## INPUT ROWS
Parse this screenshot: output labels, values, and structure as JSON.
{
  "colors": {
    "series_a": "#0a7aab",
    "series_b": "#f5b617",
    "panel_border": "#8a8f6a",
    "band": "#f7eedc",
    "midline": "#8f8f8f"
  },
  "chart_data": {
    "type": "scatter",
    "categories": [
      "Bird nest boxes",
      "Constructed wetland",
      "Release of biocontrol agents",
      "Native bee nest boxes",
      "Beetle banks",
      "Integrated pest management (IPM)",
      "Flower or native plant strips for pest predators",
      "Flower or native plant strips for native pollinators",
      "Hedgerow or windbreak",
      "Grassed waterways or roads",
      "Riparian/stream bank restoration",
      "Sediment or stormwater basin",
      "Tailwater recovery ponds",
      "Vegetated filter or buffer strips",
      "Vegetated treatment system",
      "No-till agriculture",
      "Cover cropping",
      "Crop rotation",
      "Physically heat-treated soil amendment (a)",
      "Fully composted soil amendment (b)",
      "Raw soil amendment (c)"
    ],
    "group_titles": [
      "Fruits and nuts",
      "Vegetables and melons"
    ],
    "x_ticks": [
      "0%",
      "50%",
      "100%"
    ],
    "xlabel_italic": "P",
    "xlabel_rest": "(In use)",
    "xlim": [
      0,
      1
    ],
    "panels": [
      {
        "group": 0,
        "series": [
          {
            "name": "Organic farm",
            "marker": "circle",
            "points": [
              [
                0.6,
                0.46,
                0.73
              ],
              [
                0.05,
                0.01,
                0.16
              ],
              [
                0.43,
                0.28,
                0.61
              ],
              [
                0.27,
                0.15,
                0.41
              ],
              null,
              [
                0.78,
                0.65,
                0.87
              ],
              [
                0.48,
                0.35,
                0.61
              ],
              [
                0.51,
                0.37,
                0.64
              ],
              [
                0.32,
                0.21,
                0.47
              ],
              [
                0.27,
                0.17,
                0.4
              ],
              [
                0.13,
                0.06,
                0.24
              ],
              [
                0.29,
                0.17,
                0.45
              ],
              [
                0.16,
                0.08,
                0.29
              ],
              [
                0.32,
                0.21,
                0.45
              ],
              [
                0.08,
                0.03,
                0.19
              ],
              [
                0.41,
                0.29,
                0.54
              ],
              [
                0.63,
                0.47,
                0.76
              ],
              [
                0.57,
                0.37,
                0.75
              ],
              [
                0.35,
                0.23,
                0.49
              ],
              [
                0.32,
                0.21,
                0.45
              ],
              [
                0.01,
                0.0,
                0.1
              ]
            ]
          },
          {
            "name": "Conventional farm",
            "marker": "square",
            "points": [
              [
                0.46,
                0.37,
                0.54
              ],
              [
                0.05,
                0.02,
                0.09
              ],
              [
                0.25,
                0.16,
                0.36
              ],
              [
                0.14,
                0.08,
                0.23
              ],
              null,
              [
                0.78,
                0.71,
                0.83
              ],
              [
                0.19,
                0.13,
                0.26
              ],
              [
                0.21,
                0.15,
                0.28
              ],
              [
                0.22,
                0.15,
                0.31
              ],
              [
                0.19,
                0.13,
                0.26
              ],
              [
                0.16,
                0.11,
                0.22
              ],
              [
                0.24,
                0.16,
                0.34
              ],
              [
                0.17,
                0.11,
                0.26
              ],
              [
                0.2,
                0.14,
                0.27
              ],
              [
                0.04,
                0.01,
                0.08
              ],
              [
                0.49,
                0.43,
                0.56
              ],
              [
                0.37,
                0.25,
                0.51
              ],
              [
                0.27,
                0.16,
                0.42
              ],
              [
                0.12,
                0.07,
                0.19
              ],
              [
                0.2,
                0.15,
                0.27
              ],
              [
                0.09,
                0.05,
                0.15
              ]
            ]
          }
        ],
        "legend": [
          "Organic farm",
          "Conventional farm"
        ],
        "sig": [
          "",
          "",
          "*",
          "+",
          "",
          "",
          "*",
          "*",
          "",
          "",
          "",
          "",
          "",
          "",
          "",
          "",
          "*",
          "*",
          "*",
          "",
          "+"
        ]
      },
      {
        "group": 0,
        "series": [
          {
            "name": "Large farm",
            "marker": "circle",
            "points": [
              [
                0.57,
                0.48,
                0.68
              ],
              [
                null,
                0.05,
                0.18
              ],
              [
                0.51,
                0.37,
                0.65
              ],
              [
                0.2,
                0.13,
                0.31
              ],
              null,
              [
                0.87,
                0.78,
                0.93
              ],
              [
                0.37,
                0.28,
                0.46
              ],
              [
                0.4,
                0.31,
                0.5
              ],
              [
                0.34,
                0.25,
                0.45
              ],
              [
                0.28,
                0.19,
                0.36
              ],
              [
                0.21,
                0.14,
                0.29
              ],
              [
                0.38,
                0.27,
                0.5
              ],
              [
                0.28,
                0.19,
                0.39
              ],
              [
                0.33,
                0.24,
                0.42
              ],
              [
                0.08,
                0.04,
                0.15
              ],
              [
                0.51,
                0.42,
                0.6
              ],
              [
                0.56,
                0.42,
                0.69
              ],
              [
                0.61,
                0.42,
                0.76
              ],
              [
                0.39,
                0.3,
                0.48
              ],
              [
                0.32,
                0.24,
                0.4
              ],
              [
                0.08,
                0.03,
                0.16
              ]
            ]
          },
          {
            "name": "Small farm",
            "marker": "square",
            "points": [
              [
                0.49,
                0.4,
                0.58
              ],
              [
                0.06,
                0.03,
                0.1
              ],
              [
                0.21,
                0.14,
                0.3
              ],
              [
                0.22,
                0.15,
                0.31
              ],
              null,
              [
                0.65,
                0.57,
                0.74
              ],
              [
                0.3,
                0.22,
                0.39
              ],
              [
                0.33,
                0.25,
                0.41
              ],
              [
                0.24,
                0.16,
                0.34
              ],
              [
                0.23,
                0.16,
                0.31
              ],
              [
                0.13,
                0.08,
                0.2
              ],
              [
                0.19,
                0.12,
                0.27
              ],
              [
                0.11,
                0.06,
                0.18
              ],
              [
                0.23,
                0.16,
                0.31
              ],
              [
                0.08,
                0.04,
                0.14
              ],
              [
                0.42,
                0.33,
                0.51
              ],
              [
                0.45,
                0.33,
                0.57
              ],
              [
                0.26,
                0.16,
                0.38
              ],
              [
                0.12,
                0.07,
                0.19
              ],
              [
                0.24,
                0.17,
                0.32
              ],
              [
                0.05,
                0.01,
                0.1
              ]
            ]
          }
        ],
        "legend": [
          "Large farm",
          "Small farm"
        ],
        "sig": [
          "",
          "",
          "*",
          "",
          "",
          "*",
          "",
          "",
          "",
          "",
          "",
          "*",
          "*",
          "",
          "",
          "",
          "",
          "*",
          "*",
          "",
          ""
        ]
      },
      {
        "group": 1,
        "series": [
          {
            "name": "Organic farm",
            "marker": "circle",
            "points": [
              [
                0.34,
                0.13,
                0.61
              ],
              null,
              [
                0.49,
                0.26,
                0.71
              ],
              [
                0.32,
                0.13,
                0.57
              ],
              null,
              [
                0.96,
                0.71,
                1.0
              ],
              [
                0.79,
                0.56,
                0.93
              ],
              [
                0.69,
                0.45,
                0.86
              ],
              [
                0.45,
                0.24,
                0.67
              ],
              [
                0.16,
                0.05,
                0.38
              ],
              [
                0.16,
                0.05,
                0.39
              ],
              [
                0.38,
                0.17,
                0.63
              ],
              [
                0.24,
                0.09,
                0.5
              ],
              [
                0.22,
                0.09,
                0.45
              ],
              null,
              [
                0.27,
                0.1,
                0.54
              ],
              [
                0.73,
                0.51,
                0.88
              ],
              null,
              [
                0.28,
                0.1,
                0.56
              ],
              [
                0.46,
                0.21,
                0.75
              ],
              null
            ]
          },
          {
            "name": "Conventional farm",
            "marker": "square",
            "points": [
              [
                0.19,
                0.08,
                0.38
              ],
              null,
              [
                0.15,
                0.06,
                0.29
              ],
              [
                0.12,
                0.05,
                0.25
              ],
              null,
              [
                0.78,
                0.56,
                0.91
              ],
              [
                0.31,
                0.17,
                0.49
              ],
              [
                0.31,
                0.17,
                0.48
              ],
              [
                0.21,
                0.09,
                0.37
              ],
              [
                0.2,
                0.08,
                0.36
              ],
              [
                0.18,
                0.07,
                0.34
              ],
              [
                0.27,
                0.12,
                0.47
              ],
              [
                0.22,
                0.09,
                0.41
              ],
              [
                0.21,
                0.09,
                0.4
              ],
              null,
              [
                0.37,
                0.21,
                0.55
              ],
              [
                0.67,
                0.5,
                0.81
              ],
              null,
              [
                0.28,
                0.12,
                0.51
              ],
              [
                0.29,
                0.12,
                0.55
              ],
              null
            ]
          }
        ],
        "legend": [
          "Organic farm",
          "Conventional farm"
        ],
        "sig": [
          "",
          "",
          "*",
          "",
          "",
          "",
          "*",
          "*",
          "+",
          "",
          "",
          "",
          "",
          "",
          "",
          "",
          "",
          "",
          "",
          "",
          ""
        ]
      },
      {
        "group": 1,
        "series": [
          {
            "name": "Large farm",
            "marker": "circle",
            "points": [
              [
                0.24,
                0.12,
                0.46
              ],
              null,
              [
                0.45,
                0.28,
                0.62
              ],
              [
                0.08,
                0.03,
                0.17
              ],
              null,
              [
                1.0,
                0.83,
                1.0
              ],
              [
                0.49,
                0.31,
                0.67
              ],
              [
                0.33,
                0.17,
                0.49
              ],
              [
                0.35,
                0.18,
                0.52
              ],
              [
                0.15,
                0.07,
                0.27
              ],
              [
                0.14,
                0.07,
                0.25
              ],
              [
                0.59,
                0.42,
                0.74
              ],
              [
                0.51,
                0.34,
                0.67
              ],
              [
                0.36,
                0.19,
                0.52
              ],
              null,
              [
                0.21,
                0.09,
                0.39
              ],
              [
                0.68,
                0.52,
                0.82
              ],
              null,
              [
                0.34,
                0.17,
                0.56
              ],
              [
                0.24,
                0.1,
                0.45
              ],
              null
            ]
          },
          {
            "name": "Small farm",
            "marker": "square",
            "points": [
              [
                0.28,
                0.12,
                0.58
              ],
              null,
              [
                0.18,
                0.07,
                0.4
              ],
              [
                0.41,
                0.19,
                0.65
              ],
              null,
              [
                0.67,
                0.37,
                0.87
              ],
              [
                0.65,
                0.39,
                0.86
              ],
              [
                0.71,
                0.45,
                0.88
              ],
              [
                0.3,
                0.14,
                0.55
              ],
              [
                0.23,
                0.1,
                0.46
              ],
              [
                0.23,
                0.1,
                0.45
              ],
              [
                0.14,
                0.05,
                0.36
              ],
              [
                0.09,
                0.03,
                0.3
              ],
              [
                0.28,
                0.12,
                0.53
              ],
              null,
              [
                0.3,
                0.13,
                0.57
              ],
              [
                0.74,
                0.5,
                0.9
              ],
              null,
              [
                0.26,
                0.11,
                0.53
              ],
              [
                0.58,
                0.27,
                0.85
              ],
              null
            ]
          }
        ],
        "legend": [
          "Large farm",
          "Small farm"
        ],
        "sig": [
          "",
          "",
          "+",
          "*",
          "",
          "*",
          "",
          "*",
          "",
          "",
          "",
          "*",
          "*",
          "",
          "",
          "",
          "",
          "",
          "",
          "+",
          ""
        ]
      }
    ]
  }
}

==

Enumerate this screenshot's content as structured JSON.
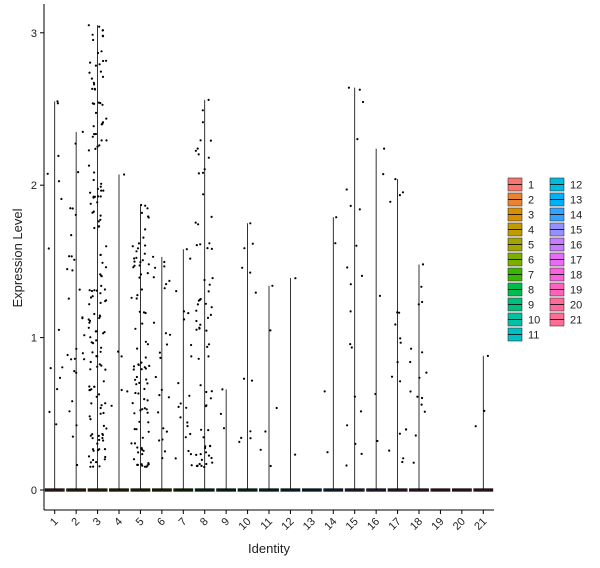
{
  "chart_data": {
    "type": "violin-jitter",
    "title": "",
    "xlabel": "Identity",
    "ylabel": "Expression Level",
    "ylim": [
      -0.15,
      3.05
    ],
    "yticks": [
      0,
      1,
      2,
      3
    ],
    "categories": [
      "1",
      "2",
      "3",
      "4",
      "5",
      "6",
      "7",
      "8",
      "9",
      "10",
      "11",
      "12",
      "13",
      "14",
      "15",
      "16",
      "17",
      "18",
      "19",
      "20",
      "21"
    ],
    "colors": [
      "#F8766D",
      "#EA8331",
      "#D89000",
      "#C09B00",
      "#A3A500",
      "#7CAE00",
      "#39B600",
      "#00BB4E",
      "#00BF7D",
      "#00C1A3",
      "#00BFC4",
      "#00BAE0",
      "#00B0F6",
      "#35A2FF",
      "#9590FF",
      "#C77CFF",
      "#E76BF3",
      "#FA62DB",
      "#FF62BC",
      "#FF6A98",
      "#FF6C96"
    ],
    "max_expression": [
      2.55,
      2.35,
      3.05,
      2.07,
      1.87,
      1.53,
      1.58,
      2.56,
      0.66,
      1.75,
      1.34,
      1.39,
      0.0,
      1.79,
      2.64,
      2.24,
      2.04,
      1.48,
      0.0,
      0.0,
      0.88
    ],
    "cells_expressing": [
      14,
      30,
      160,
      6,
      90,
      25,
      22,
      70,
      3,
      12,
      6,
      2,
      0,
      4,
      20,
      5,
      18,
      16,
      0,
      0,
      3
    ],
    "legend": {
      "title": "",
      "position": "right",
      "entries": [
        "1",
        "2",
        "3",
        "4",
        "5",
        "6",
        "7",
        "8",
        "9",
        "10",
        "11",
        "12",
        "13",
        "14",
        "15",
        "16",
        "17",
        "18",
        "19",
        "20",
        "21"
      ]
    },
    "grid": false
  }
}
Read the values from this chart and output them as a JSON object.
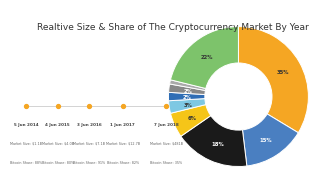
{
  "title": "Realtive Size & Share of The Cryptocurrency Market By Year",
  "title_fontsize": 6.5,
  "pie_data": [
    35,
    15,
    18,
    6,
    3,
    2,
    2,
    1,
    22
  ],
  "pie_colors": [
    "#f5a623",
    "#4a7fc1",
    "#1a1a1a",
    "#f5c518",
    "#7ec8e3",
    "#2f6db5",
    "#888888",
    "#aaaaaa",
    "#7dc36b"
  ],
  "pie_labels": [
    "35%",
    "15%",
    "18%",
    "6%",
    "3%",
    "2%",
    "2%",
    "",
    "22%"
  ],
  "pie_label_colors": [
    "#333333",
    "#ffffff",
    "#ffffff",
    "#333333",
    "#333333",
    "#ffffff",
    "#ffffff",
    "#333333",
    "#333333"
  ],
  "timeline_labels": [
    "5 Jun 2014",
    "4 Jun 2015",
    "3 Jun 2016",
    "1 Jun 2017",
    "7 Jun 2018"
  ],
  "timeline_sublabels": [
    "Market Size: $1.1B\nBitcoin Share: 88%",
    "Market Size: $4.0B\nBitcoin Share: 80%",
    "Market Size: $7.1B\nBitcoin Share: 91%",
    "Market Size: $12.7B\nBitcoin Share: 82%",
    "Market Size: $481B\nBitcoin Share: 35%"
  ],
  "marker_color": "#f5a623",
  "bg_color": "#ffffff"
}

## JOB
Which lines of the material contain the string "plant"? List each of them.

## EXERCISE ANSWER
      "Flower or native plant strips for pest predators",
      "Flower or native plant strips for native pollinators",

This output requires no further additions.